_DATA ENTRIES_:
------------------------------------------------------------

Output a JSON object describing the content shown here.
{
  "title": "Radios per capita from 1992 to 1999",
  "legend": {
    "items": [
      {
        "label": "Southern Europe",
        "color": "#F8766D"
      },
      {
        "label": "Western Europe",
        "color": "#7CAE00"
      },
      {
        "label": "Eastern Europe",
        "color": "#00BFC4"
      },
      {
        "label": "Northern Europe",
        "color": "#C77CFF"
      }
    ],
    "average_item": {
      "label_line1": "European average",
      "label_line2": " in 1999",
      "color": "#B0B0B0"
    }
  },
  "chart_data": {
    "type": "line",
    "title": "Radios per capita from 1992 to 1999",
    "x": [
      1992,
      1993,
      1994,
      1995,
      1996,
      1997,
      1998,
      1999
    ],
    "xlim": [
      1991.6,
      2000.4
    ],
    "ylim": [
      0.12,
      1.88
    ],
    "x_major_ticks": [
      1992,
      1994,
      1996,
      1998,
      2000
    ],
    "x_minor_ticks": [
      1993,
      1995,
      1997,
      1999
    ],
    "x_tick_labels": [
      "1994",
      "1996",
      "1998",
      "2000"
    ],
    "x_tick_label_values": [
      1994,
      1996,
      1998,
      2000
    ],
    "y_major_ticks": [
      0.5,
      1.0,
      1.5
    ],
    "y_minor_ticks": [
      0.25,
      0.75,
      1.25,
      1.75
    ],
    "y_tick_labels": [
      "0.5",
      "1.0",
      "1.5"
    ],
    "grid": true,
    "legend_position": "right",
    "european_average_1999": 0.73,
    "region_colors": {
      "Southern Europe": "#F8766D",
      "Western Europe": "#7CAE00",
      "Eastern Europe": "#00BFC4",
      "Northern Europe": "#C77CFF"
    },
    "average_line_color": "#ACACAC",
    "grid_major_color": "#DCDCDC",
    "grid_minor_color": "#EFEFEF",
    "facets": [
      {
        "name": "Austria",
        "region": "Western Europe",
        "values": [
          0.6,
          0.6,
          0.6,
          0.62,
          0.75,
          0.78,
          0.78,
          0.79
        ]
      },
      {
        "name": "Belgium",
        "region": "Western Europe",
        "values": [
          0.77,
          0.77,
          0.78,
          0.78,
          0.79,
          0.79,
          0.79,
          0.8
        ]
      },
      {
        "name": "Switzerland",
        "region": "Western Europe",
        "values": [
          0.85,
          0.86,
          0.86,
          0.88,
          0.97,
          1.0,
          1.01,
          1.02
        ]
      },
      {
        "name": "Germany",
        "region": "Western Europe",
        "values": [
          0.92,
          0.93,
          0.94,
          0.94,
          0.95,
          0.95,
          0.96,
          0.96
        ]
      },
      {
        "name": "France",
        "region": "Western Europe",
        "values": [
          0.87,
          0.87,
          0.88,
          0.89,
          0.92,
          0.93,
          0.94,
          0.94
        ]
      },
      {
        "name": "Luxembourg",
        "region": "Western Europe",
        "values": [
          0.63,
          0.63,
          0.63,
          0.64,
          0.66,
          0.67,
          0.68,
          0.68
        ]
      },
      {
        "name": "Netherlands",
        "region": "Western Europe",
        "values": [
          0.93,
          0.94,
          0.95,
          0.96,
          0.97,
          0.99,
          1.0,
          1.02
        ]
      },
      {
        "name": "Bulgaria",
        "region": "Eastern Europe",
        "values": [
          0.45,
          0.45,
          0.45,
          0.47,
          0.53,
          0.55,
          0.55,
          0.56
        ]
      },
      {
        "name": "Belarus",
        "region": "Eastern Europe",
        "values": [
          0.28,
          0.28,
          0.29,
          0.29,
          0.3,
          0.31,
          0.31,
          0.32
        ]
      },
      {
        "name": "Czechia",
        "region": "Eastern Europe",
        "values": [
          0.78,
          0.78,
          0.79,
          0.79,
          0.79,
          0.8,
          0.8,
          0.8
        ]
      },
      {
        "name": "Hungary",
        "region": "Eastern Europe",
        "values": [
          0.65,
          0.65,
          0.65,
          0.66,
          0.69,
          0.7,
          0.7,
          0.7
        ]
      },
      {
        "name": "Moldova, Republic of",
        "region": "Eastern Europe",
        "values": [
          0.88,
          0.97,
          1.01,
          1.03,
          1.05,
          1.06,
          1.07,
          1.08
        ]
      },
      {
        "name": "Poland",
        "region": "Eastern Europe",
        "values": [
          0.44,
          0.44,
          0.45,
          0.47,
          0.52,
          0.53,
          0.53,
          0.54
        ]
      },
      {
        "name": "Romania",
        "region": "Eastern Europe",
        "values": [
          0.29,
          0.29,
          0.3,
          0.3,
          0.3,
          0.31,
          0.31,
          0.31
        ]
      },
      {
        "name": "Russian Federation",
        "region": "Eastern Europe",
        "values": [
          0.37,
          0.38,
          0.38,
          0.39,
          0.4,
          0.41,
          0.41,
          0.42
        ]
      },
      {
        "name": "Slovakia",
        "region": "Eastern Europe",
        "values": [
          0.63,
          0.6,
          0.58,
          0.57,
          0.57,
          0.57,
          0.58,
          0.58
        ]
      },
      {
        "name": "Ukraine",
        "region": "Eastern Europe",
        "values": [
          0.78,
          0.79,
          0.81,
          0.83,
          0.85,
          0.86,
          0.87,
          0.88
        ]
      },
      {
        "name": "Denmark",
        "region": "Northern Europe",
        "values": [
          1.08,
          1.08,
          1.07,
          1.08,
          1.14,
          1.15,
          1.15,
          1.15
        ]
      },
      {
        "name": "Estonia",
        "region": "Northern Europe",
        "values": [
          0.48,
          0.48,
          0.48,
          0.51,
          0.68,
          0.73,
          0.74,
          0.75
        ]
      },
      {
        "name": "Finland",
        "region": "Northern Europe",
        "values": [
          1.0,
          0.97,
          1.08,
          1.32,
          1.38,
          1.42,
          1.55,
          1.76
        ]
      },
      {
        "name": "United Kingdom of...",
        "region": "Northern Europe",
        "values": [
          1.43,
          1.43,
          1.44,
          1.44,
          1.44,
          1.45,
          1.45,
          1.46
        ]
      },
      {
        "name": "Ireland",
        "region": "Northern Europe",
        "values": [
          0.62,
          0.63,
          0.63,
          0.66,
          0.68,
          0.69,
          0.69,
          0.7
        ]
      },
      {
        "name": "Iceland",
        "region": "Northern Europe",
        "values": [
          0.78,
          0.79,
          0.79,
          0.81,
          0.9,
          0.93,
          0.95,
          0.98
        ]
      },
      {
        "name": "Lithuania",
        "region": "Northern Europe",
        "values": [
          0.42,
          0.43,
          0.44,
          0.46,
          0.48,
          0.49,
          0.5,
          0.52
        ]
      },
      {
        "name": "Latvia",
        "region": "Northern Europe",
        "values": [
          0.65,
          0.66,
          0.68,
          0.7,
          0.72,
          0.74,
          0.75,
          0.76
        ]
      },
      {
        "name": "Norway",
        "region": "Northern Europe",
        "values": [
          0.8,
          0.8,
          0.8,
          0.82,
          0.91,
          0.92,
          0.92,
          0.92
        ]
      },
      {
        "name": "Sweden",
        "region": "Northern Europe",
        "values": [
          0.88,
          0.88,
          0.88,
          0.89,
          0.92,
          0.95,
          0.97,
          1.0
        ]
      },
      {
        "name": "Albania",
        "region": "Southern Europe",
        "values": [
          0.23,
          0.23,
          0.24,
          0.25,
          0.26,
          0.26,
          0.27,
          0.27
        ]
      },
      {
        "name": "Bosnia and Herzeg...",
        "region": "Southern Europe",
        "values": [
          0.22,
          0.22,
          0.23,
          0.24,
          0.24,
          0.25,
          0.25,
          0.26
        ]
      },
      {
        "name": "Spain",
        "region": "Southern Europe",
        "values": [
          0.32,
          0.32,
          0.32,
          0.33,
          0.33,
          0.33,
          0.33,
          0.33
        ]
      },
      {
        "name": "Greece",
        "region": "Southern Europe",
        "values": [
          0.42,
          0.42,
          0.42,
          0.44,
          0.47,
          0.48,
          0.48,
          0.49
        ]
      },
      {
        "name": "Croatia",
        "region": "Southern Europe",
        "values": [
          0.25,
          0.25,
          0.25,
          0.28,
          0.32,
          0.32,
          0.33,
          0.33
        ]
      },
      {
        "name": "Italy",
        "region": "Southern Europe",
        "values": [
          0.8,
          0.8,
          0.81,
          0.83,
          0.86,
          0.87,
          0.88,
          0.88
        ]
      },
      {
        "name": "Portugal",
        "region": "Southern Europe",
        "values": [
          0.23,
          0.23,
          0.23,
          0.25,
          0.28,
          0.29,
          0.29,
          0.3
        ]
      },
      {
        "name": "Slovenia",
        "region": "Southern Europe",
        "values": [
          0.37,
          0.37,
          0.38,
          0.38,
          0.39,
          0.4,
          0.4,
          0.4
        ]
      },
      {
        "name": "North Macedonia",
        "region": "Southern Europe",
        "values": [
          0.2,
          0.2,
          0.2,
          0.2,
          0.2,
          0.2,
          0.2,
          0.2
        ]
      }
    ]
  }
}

------------------------------------------------------------

_AIM_:
Identify every line holding the word "Radios" and copy it out.

_EXPECTED ANSWER_:
  "title": "Radios per capita from 1992 to 1999",
    "title": "Radios per capita from 1992 to 1999",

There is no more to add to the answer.